BEGIN Record extracts
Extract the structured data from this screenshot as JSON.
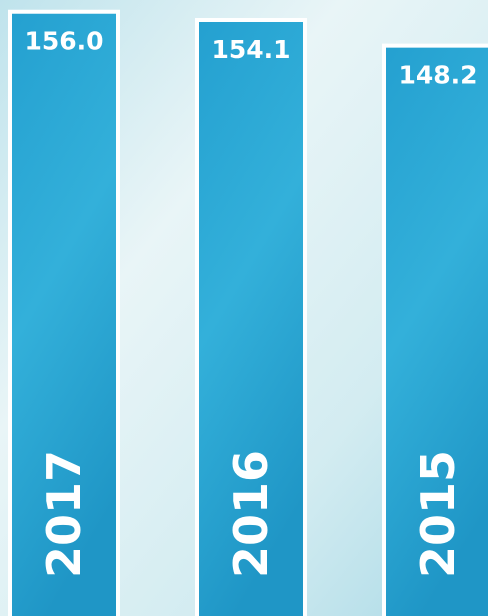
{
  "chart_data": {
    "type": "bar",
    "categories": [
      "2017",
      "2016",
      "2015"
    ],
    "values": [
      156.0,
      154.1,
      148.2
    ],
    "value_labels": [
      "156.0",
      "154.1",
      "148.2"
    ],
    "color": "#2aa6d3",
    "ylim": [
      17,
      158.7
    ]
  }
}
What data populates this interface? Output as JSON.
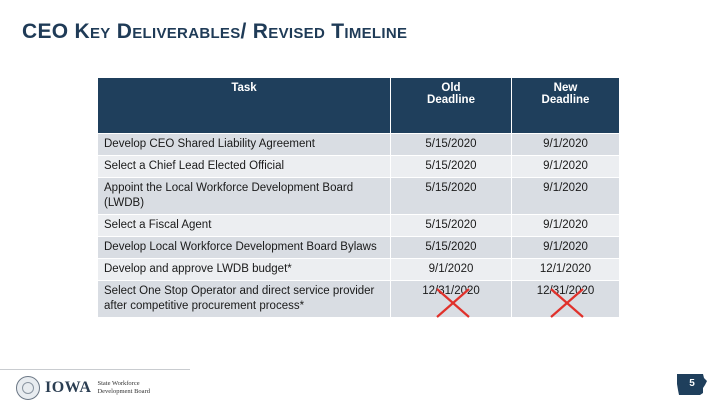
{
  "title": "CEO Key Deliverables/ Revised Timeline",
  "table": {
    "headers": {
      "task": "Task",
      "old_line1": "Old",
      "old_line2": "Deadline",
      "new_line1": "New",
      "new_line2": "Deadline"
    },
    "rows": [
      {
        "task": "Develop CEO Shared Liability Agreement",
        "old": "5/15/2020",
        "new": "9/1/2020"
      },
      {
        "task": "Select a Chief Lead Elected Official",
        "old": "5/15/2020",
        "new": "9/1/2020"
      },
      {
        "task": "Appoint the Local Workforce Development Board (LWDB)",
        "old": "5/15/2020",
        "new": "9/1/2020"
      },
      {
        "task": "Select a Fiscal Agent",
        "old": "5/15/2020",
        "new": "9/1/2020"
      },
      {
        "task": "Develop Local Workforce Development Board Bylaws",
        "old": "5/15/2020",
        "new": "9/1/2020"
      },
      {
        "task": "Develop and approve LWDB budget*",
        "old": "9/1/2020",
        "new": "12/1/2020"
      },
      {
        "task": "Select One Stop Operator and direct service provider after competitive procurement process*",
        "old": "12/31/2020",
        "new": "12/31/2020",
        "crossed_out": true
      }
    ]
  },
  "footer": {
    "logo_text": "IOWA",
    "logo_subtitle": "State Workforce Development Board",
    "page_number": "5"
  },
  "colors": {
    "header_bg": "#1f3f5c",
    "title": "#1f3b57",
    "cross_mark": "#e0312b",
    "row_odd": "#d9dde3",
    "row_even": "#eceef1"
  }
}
END Record extracts
▶ Problem
Repeat each entry exactly as given; no pictures belong in the copy.

▶ Solution for this problem
Extract the structured data from this screenshot as JSON.
{
  "chart_data": {
    "type": "bar",
    "categories": [
      "2017",
      "2016",
      "2015"
    ],
    "values": [
      156.0,
      154.1,
      148.2
    ],
    "value_labels": [
      "156.0",
      "154.1",
      "148.2"
    ],
    "color": "#2aa6d3",
    "ylim": [
      17,
      158.7
    ]
  }
}
What data populates this interface? Output as JSON.
{
  "title": "CEO Key Deliverables/ Revised Timeline",
  "table": {
    "headers": {
      "task": "Task",
      "old_line1": "Old",
      "old_line2": "Deadline",
      "new_line1": "New",
      "new_line2": "Deadline"
    },
    "rows": [
      {
        "task": "Develop CEO Shared Liability Agreement",
        "old": "5/15/2020",
        "new": "9/1/2020"
      },
      {
        "task": "Select a Chief Lead Elected Official",
        "old": "5/15/2020",
        "new": "9/1/2020"
      },
      {
        "task": "Appoint the Local Workforce Development Board (LWDB)",
        "old": "5/15/2020",
        "new": "9/1/2020"
      },
      {
        "task": "Select a Fiscal Agent",
        "old": "5/15/2020",
        "new": "9/1/2020"
      },
      {
        "task": "Develop Local Workforce Development Board Bylaws",
        "old": "5/15/2020",
        "new": "9/1/2020"
      },
      {
        "task": "Develop and approve LWDB budget*",
        "old": "9/1/2020",
        "new": "12/1/2020"
      },
      {
        "task": "Select One Stop Operator and direct service provider after competitive procurement process*",
        "old": "12/31/2020",
        "new": "12/31/2020",
        "crossed_out": true
      }
    ]
  },
  "footer": {
    "logo_text": "IOWA",
    "logo_subtitle": "State Workforce Development Board",
    "page_number": "5"
  },
  "colors": {
    "header_bg": "#1f3f5c",
    "title": "#1f3b57",
    "cross_mark": "#e0312b",
    "row_odd": "#d9dde3",
    "row_even": "#eceef1"
  }
}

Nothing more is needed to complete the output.